AIM OF THE EXERCISE: Give the material once more, word for word, without any images.

DATA SHOWN:
--- Start ---
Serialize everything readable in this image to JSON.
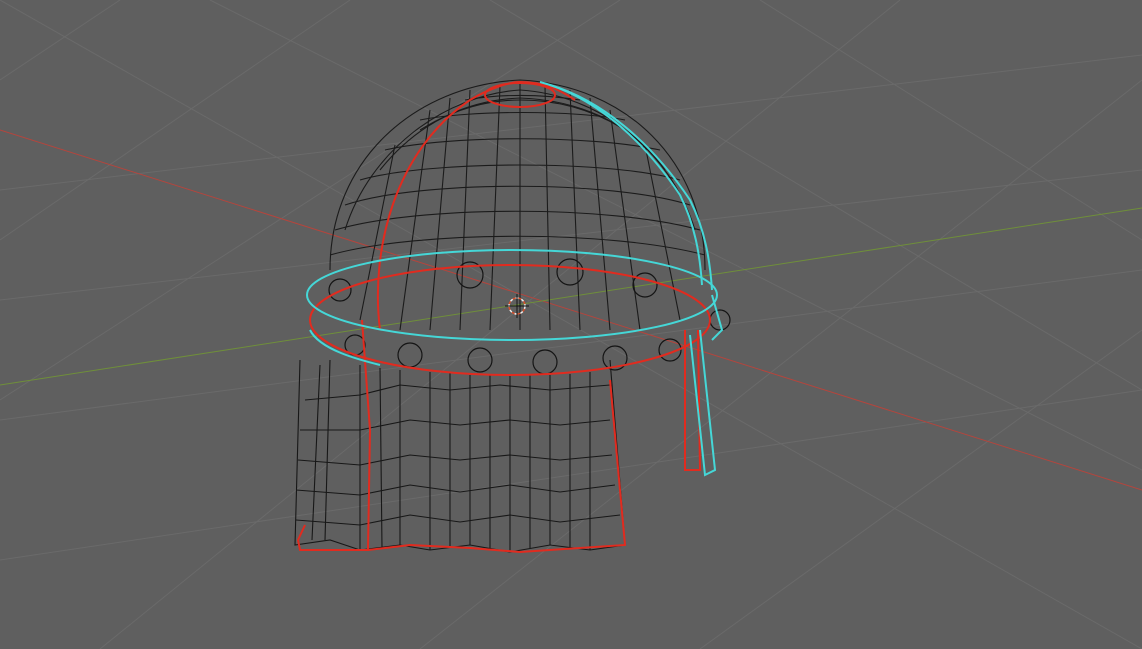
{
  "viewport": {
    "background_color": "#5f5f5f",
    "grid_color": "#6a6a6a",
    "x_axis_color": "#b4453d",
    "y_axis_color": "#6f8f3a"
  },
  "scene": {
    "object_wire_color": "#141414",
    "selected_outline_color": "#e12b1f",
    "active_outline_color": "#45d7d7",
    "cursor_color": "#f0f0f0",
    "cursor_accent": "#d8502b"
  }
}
--- End ---
RESPONSE BELOW:
Serialize everything readable in this image to JSON.
{
  "viewport": {
    "background_color": "#5f5f5f",
    "grid_color": "#6a6a6a",
    "x_axis_color": "#b4453d",
    "y_axis_color": "#6f8f3a"
  },
  "scene": {
    "object_wire_color": "#141414",
    "selected_outline_color": "#e12b1f",
    "active_outline_color": "#45d7d7",
    "cursor_color": "#f0f0f0",
    "cursor_accent": "#d8502b"
  }
}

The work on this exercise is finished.